Dataset excerpts:
▽
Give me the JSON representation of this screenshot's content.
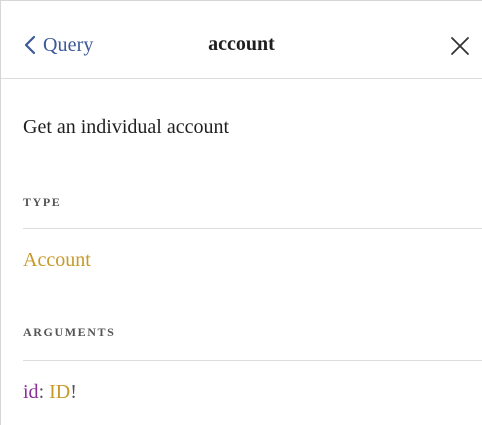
{
  "header": {
    "back_label": "Query",
    "title": "account",
    "back_icon": "chevron-left-icon",
    "close_icon": "close-icon"
  },
  "description": "Get an individual account",
  "type_section": {
    "title": "TYPE",
    "value": "Account"
  },
  "arguments_section": {
    "title": "ARGUMENTS",
    "items": [
      {
        "name": "id",
        "separator": ":",
        "type": "ID",
        "suffix": "!"
      }
    ]
  },
  "colors": {
    "link_blue": "#3b5998",
    "type_gold": "#c59a2a",
    "arg_purple": "#8b2f9c",
    "text_dark": "#1f1f1f",
    "section_gray": "#555555",
    "divider": "#dddddd"
  }
}
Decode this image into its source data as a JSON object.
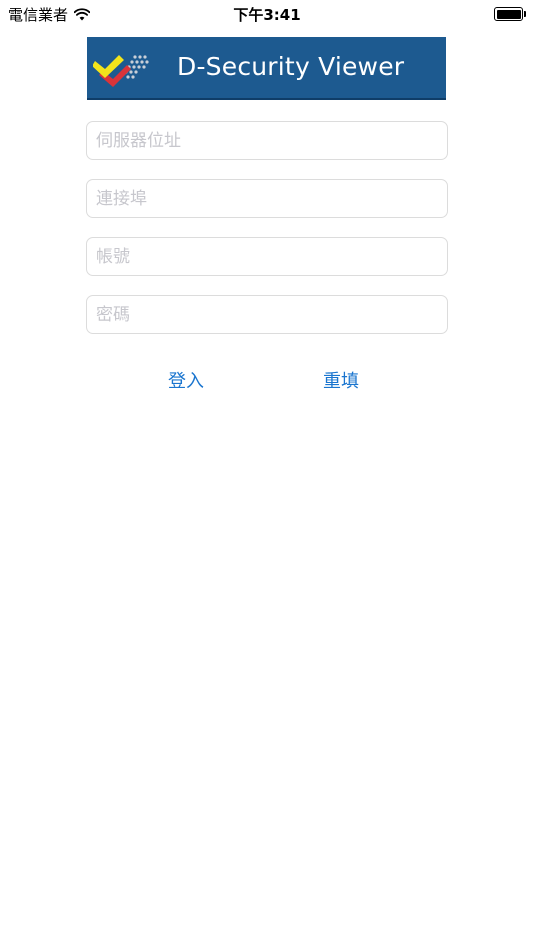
{
  "status_bar": {
    "carrier": "電信業者",
    "time": "下午3:41",
    "wifi_icon": "wifi-icon",
    "battery_icon": "battery-icon",
    "battery_level": 1.0
  },
  "banner": {
    "title": "D-Security Viewer",
    "background_color": "#1d5a90",
    "logo_icon": "dsecurity-logo-icon"
  },
  "form": {
    "server": {
      "placeholder": "伺服器位址",
      "value": ""
    },
    "port": {
      "placeholder": "連接埠",
      "value": ""
    },
    "account": {
      "placeholder": "帳號",
      "value": ""
    },
    "password": {
      "placeholder": "密碼",
      "value": ""
    }
  },
  "actions": {
    "login_label": "登入",
    "reset_label": "重填",
    "accent_color": "#1a75cf"
  }
}
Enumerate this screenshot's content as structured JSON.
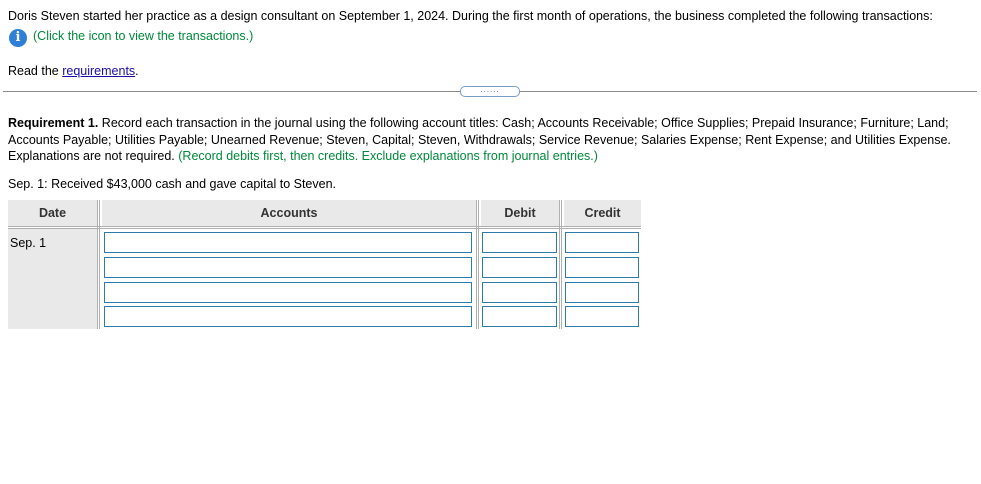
{
  "intro": {
    "text": "Doris Steven started her practice as a design consultant on September 1, 2024. During the first month of operations, the business completed the following transactions:",
    "info_link": "(Click the icon to view the transactions.)"
  },
  "read": {
    "prefix": "Read the ",
    "link": "requirements",
    "suffix": "."
  },
  "expand_dots": "......",
  "requirement": {
    "label": "Requirement 1.",
    "text": " Record each transaction in the journal using the following account titles: Cash; Accounts Receivable; Office Supplies; Prepaid Insurance; Furniture; Land; Accounts Payable; Utilities Payable; Unearned Revenue; Steven, Capital; Steven, Withdrawals; Service Revenue; Salaries Expense; Rent Expense; and Utilities Expense. Explanations are not required.",
    "note": "(Record debits first, then credits. Exclude explanations from journal entries.)"
  },
  "transaction": "Sep. 1: Received $43,000 cash and gave capital to Steven.",
  "journal": {
    "headers": {
      "date": "Date",
      "accounts": "Accounts",
      "debit": "Debit",
      "credit": "Credit"
    },
    "date_value": "Sep. 1",
    "rows": [
      {
        "account": "",
        "debit": "",
        "credit": ""
      },
      {
        "account": "",
        "debit": "",
        "credit": ""
      },
      {
        "account": "",
        "debit": "",
        "credit": ""
      },
      {
        "account": "",
        "debit": "",
        "credit": ""
      }
    ]
  },
  "colors": {
    "green_instruction": "#00883a",
    "link": "#1a0dab",
    "info_icon": "#2f7fd6",
    "input_border": "#2e7aa8"
  }
}
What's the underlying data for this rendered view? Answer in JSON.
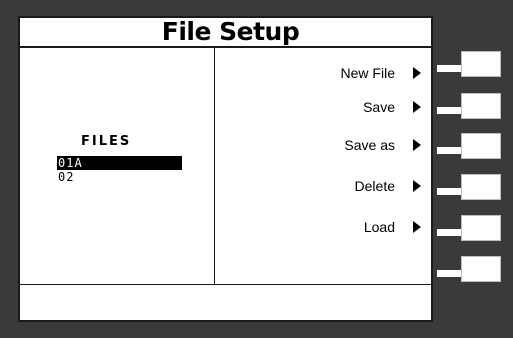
{
  "screen": {
    "title": "File Setup"
  },
  "files_panel": {
    "header": "FILES",
    "items": [
      {
        "label": "01A",
        "selected": true
      },
      {
        "label": "02",
        "selected": false
      }
    ]
  },
  "menu": {
    "items": [
      {
        "label": "New File",
        "icon": "right-arrow-icon"
      },
      {
        "label": "Save",
        "icon": "right-arrow-icon"
      },
      {
        "label": "Save as",
        "icon": "right-arrow-icon"
      },
      {
        "label": "Delete",
        "icon": "right-arrow-icon"
      },
      {
        "label": "Load",
        "icon": "right-arrow-icon"
      }
    ]
  },
  "status_bar": {
    "text": ""
  },
  "softkeys": {
    "count": 6
  },
  "colors": {
    "bezel": "#3a3a3a",
    "screen_bg": "#ffffff",
    "text": "#000000",
    "selection_bg": "#000000",
    "selection_text": "#ffffff"
  }
}
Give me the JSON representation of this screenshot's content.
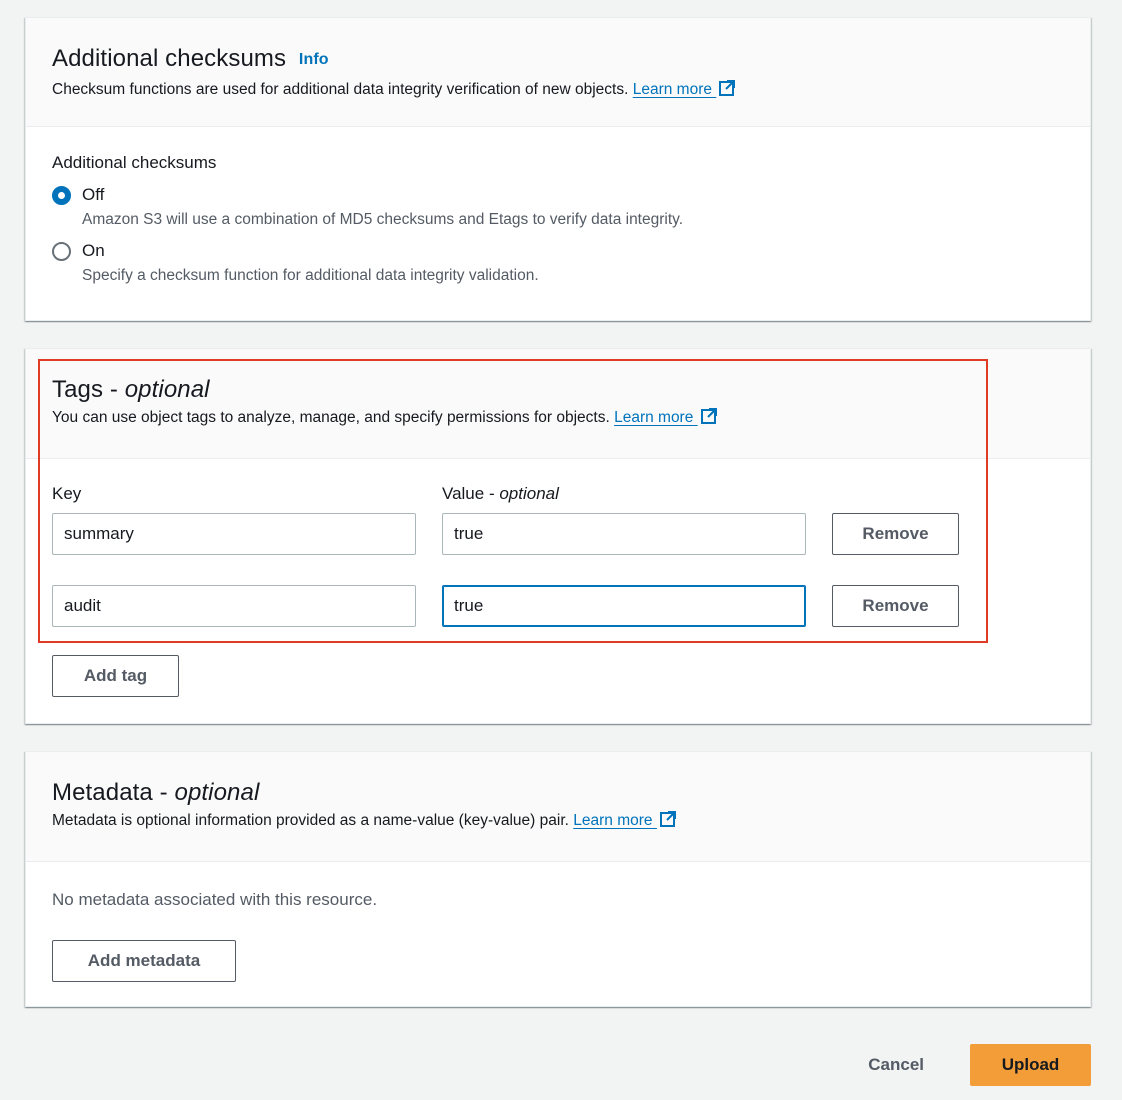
{
  "checksums": {
    "title": "Additional checksums",
    "info_label": "Info",
    "description": "Checksum functions are used for additional data integrity verification of new objects.",
    "learn_more": "Learn more",
    "field_label": "Additional checksums",
    "options": [
      {
        "label": "Off",
        "description": "Amazon S3 will use a combination of MD5 checksums and Etags to verify data integrity.",
        "selected": true
      },
      {
        "label": "On",
        "description": "Specify a checksum function for additional data integrity validation.",
        "selected": false
      }
    ]
  },
  "tags": {
    "title": "Tags - ",
    "title_optional": "optional",
    "description": "You can use object tags to analyze, manage, and specify permissions for objects.",
    "learn_more": "Learn more",
    "key_label": "Key",
    "value_label": "Value - ",
    "value_optional": "optional",
    "rows": [
      {
        "key": "summary",
        "value": "true",
        "remove_label": "Remove"
      },
      {
        "key": "audit",
        "value": "true",
        "remove_label": "Remove"
      }
    ],
    "add_label": "Add tag"
  },
  "metadata": {
    "title": "Metadata - ",
    "title_optional": "optional",
    "description": "Metadata is optional information provided as a name-value (key-value) pair.",
    "learn_more": "Learn more",
    "empty_message": "No metadata associated with this resource.",
    "add_label": "Add metadata"
  },
  "footer": {
    "cancel_label": "Cancel",
    "upload_label": "Upload"
  },
  "colors": {
    "link": "#0073bb",
    "primary": "#f29d38",
    "highlight": "#e03b24"
  },
  "icons": {
    "external": "external-link-icon"
  }
}
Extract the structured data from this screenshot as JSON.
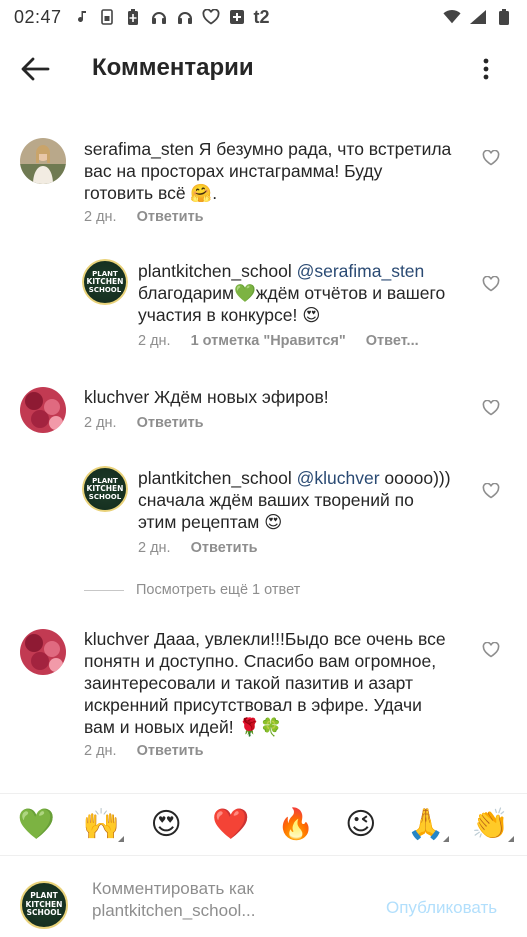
{
  "status": {
    "time": "02:47",
    "carrier": "t2"
  },
  "header": {
    "title": "Комментарии"
  },
  "comments": [
    {
      "user": "serafima_sten",
      "text": "Я безумно рада, что встретила вас на просторах инстаграмма! Буду готовить всё 🤗.",
      "line1": "Я безумно рада, что встретила",
      "line2": "вас на просторах инстаграмма! Буду",
      "line3": "готовить всё 🤗.",
      "time": "2 дн.",
      "reply_label": "Ответить"
    },
    {
      "user": "plantkitchen_school",
      "mention": "@serafima_sten",
      "line2": "благодарим💚ждём отчётов и вашего",
      "line3": "участия в конкурсе! 😍",
      "time": "2 дн.",
      "likes": "1 отметка \"Нравится\"",
      "reply_label": "Ответ..."
    },
    {
      "user": "kluchver",
      "line1": "Ждём новых эфиров!",
      "time": "2 дн.",
      "reply_label": "Ответить"
    },
    {
      "user": "plantkitchen_school",
      "mention": "@kluchver",
      "line1_rest": "ооооо)))",
      "line2": "сначала ждём ваших творений по",
      "line3": "этим рецептам 😍",
      "time": "2 дн.",
      "reply_label": "Ответить"
    },
    {
      "user": "kluchver",
      "line1": "Дааа, увлекли!!!Быдо все очень все",
      "line2": "понятн и доступно. Спасибо вам огромное,",
      "line3": "заинтересовали и такой пазитив и азарт",
      "line4": "искренний присутствовал в эфире. Удачи",
      "line5": "вам и новых идей! 🌹🍀",
      "time": "2 дн.",
      "reply_label": "Ответить"
    }
  ],
  "view_more": "Посмотреть ещё 1 ответ",
  "emojis": [
    "💚",
    "🙌",
    "😍",
    "❤️",
    "🔥",
    "😉",
    "🙏",
    "👏"
  ],
  "input": {
    "placeholder_line1": "Комментировать как",
    "placeholder_line2": "plantkitchen_school...",
    "publish_label": "Опубликовать",
    "logo_top": "PLANT",
    "logo_mid": "KITCHEN",
    "logo_bot": "SCHOOL"
  },
  "colors": {
    "accent_disabled": "#b2dffc",
    "secondary_text": "#8e8e8e",
    "mention": "#2a4a73"
  }
}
△
#### SET PROBLEM:
Copy the records word for word, leaving no picture in the copy.

#### PROBLEM SOLUTION:
Give me the JSON representation of this screenshot's content.
{
  "header": {
    "back_label": "Query",
    "title": "account",
    "back_icon": "chevron-left-icon",
    "close_icon": "close-icon"
  },
  "description": "Get an individual account",
  "type_section": {
    "title": "TYPE",
    "value": "Account"
  },
  "arguments_section": {
    "title": "ARGUMENTS",
    "items": [
      {
        "name": "id",
        "separator": ":",
        "type": "ID",
        "suffix": "!"
      }
    ]
  },
  "colors": {
    "link_blue": "#3b5998",
    "type_gold": "#c59a2a",
    "arg_purple": "#8b2f9c",
    "text_dark": "#1f1f1f",
    "section_gray": "#555555",
    "divider": "#dddddd"
  }
}
Decode this image into its source data as a JSON object.
{
  "status_bar": {
    "carrier": "電信業者",
    "time": "下午3:41",
    "wifi_icon": "wifi-icon",
    "battery_icon": "battery-icon",
    "battery_level": 1.0
  },
  "banner": {
    "title": "D-Security Viewer",
    "background_color": "#1d5a90",
    "logo_icon": "dsecurity-logo-icon"
  },
  "form": {
    "server": {
      "placeholder": "伺服器位址",
      "value": ""
    },
    "port": {
      "placeholder": "連接埠",
      "value": ""
    },
    "account": {
      "placeholder": "帳號",
      "value": ""
    },
    "password": {
      "placeholder": "密碼",
      "value": ""
    }
  },
  "actions": {
    "login_label": "登入",
    "reset_label": "重填",
    "accent_color": "#1a75cf"
  }
}
Enumerate this screenshot's content as structured JSON.
{
  "intro": {
    "text": "Doris Steven started her practice as a design consultant on September 1, 2024. During the first month of operations, the business completed the following transactions:",
    "info_link": "(Click the icon to view the transactions.)"
  },
  "read": {
    "prefix": "Read the ",
    "link": "requirements",
    "suffix": "."
  },
  "expand_dots": "......",
  "requirement": {
    "label": "Requirement 1.",
    "text": " Record each transaction in the journal using the following account titles: Cash; Accounts Receivable; Office Supplies; Prepaid Insurance; Furniture; Land; Accounts Payable; Utilities Payable; Unearned Revenue; Steven, Capital; Steven, Withdrawals; Service Revenue; Salaries Expense; Rent Expense; and Utilities Expense. Explanations are not required.",
    "note": "(Record debits first, then credits. Exclude explanations from journal entries.)"
  },
  "transaction": "Sep. 1: Received $43,000 cash and gave capital to Steven.",
  "journal": {
    "headers": {
      "date": "Date",
      "accounts": "Accounts",
      "debit": "Debit",
      "credit": "Credit"
    },
    "date_value": "Sep. 1",
    "rows": [
      {
        "account": "",
        "debit": "",
        "credit": ""
      },
      {
        "account": "",
        "debit": "",
        "credit": ""
      },
      {
        "account": "",
        "debit": "",
        "credit": ""
      },
      {
        "account": "",
        "debit": "",
        "credit": ""
      }
    ]
  },
  "colors": {
    "green_instruction": "#00883a",
    "link": "#1a0dab",
    "info_icon": "#2f7fd6",
    "input_border": "#2e7aa8"
  }
}
What's the underlying data for this rendered view? Answer in JSON.
{
  "screen": {
    "title": "File Setup"
  },
  "files_panel": {
    "header": "FILES",
    "items": [
      {
        "label": "01A",
        "selected": true
      },
      {
        "label": "02",
        "selected": false
      }
    ]
  },
  "menu": {
    "items": [
      {
        "label": "New File",
        "icon": "right-arrow-icon"
      },
      {
        "label": "Save",
        "icon": "right-arrow-icon"
      },
      {
        "label": "Save as",
        "icon": "right-arrow-icon"
      },
      {
        "label": "Delete",
        "icon": "right-arrow-icon"
      },
      {
        "label": "Load",
        "icon": "right-arrow-icon"
      }
    ]
  },
  "status_bar": {
    "text": ""
  },
  "softkeys": {
    "count": 6
  },
  "colors": {
    "bezel": "#3a3a3a",
    "screen_bg": "#ffffff",
    "text": "#000000",
    "selection_bg": "#000000",
    "selection_text": "#ffffff"
  }
}
Give me the JSON representation of this screenshot's content.
{
  "checksums": {
    "title": "Additional checksums",
    "info_label": "Info",
    "description": "Checksum functions are used for additional data integrity verification of new objects.",
    "learn_more": "Learn more",
    "field_label": "Additional checksums",
    "options": [
      {
        "label": "Off",
        "description": "Amazon S3 will use a combination of MD5 checksums and Etags to verify data integrity.",
        "selected": true
      },
      {
        "label": "On",
        "description": "Specify a checksum function for additional data integrity validation.",
        "selected": false
      }
    ]
  },
  "tags": {
    "title": "Tags - ",
    "title_optional": "optional",
    "description": "You can use object tags to analyze, manage, and specify permissions for objects.",
    "learn_more": "Learn more",
    "key_label": "Key",
    "value_label": "Value - ",
    "value_optional": "optional",
    "rows": [
      {
        "key": "summary",
        "value": "true",
        "remove_label": "Remove"
      },
      {
        "key": "audit",
        "value": "true",
        "remove_label": "Remove"
      }
    ],
    "add_label": "Add tag"
  },
  "metadata": {
    "title": "Metadata - ",
    "title_optional": "optional",
    "description": "Metadata is optional information provided as a name-value (key-value) pair.",
    "learn_more": "Learn more",
    "empty_message": "No metadata associated with this resource.",
    "add_label": "Add metadata"
  },
  "footer": {
    "cancel_label": "Cancel",
    "upload_label": "Upload"
  },
  "colors": {
    "link": "#0073bb",
    "primary": "#f29d38",
    "highlight": "#e03b24"
  },
  "icons": {
    "external": "external-link-icon"
  }
}
Extract the structured data from this screenshot as JSON.
{
  "status": {
    "time": "02:47",
    "carrier": "t2"
  },
  "header": {
    "title": "Комментарии"
  },
  "comments": [
    {
      "user": "serafima_sten",
      "text": "Я безумно рада, что встретила вас на просторах инстаграмма! Буду готовить всё 🤗.",
      "line1": "Я безумно рада, что встретила",
      "line2": "вас на просторах инстаграмма! Буду",
      "line3": "готовить всё 🤗.",
      "time": "2 дн.",
      "reply_label": "Ответить"
    },
    {
      "user": "plantkitchen_school",
      "mention": "@serafima_sten",
      "line2": "благодарим💚ждём отчётов и вашего",
      "line3": "участия в конкурсе! 😍",
      "time": "2 дн.",
      "likes": "1 отметка \"Нравится\"",
      "reply_label": "Ответ..."
    },
    {
      "user": "kluchver",
      "line1": "Ждём новых эфиров!",
      "time": "2 дн.",
      "reply_label": "Ответить"
    },
    {
      "user": "plantkitchen_school",
      "mention": "@kluchver",
      "line1_rest": "ооооо)))",
      "line2": "сначала ждём ваших творений по",
      "line3": "этим рецептам 😍",
      "time": "2 дн.",
      "reply_label": "Ответить"
    },
    {
      "user": "kluchver",
      "line1": "Дааа, увлекли!!!Быдо все очень все",
      "line2": "понятн и доступно. Спасибо вам огромное,",
      "line3": "заинтересовали и такой пазитив и азарт",
      "line4": "искренний присутствовал в эфире. Удачи",
      "line5": "вам и новых идей! 🌹🍀",
      "time": "2 дн.",
      "reply_label": "Ответить"
    }
  ],
  "view_more": "Посмотреть ещё 1 ответ",
  "emojis": [
    "💚",
    "🙌",
    "😍",
    "❤️",
    "🔥",
    "😉",
    "🙏",
    "👏"
  ],
  "input": {
    "placeholder_line1": "Комментировать как",
    "placeholder_line2": "plantkitchen_school...",
    "publish_label": "Опубликовать",
    "logo_top": "PLANT",
    "logo_mid": "KITCHEN",
    "logo_bot": "SCHOOL"
  },
  "colors": {
    "accent_disabled": "#b2dffc",
    "secondary_text": "#8e8e8e",
    "mention": "#2a4a73"
  }
}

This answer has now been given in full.